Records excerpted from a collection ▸

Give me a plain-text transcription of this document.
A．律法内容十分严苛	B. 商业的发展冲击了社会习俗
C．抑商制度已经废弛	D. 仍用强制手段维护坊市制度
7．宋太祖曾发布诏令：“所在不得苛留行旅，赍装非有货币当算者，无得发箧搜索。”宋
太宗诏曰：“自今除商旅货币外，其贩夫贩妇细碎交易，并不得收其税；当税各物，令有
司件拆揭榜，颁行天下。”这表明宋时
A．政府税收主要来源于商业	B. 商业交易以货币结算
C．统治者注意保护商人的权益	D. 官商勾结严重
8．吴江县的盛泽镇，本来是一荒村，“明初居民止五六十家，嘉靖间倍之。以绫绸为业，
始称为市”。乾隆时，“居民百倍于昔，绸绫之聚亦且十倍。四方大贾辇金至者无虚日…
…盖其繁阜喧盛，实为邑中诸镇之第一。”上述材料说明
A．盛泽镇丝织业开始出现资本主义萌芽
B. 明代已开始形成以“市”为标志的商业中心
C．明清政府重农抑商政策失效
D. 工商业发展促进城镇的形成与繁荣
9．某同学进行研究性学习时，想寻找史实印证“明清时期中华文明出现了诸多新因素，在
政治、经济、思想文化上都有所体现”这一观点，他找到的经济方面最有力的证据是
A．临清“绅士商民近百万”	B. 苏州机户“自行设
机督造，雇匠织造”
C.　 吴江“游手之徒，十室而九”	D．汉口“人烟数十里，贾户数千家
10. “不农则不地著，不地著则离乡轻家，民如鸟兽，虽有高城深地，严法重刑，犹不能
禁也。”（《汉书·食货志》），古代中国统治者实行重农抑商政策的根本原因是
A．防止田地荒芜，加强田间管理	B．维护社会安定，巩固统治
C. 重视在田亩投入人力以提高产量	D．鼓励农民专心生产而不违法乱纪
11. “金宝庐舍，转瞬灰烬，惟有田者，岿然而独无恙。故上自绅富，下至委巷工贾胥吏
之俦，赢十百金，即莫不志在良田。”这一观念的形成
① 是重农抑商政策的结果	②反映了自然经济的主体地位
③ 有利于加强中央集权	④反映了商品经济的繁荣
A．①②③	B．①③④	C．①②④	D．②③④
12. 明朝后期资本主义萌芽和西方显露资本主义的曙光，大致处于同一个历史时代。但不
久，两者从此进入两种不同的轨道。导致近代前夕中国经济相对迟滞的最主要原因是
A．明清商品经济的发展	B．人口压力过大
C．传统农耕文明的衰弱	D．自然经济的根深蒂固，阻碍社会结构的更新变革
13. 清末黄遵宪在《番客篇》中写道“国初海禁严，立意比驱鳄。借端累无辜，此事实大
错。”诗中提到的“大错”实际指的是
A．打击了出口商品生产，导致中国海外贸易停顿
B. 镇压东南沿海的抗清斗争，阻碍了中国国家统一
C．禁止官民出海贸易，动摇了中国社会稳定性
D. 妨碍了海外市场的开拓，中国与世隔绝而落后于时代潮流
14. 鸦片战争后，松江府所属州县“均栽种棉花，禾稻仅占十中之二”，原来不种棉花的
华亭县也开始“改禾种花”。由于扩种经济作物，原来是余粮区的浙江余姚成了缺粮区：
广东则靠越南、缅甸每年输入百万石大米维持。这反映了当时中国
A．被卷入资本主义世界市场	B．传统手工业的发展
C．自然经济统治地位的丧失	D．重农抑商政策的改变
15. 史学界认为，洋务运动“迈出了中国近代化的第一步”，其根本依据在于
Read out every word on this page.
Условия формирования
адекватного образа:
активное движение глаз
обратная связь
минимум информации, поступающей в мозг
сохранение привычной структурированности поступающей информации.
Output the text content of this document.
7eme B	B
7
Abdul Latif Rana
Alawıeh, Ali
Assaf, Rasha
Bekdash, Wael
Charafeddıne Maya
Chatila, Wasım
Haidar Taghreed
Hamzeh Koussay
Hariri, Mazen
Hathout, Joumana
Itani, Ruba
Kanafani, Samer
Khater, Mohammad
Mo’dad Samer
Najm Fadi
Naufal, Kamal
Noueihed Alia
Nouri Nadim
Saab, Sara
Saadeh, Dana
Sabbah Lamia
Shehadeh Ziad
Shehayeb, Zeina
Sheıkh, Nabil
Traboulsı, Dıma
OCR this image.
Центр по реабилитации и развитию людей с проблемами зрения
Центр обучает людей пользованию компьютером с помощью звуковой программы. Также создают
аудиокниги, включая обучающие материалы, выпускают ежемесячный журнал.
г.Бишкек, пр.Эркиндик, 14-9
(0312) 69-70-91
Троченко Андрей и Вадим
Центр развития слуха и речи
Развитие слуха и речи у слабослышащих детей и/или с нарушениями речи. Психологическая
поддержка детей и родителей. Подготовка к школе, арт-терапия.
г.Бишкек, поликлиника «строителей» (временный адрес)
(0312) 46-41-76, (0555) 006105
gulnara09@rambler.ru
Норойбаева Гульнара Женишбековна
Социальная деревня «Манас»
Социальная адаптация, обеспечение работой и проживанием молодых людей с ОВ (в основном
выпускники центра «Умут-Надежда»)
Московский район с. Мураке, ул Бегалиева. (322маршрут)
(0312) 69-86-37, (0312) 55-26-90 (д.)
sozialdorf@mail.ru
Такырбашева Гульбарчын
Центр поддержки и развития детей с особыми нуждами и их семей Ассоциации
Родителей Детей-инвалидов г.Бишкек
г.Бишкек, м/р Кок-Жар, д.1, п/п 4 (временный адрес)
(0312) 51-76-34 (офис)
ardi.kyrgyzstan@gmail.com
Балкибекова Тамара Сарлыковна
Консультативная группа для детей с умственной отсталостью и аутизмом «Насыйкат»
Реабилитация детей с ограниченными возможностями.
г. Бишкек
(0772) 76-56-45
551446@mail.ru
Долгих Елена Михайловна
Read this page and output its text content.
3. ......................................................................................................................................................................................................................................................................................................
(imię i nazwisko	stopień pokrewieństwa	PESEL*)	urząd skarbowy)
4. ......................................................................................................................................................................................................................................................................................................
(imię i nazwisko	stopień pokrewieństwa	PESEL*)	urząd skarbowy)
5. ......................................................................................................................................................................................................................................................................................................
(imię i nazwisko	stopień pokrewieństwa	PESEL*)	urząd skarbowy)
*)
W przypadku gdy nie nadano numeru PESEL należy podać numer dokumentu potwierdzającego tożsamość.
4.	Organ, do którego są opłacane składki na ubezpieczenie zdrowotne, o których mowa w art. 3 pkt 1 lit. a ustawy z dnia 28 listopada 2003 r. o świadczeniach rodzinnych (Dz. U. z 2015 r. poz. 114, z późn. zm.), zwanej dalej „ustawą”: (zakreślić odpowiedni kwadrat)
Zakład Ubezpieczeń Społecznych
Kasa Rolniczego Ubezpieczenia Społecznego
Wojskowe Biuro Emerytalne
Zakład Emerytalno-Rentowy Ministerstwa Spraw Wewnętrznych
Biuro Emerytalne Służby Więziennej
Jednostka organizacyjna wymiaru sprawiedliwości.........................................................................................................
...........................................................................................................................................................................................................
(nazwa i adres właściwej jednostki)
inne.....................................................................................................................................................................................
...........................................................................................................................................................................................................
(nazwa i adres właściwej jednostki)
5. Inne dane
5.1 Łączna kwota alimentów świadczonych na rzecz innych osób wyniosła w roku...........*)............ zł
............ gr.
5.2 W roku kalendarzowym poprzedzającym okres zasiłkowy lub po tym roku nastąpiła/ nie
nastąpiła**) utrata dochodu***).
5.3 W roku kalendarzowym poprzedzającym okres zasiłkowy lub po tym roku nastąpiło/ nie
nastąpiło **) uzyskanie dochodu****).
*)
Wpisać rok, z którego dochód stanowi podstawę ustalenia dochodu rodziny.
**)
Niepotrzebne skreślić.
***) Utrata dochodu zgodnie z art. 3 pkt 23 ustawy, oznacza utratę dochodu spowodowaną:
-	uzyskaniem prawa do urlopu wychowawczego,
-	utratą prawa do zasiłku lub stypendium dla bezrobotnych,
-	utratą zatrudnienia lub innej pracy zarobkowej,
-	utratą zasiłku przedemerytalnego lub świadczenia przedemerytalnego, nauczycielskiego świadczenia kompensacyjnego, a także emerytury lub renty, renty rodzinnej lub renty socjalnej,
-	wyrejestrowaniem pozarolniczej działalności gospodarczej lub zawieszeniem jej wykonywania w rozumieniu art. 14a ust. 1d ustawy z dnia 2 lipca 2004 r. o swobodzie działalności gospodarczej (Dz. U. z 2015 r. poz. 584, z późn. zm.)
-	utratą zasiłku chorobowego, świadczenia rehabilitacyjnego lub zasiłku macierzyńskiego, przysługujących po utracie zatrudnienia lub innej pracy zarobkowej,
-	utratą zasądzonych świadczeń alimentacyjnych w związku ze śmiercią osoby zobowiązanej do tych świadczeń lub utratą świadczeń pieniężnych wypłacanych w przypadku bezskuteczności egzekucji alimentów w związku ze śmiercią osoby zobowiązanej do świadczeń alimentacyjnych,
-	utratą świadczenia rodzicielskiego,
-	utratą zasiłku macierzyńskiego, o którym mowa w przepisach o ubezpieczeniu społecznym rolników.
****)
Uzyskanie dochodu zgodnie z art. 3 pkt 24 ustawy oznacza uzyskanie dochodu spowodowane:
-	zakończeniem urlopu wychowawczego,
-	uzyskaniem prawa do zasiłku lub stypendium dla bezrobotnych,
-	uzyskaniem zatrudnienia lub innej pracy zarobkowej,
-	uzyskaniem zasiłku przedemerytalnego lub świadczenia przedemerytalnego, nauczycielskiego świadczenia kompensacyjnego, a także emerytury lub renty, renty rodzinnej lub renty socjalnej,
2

Written exercise ▸
Leave out every line without the string "page" and copy the rest.

Answer to this problem ▸
Read out every word on this page.
Read this page and output its text content.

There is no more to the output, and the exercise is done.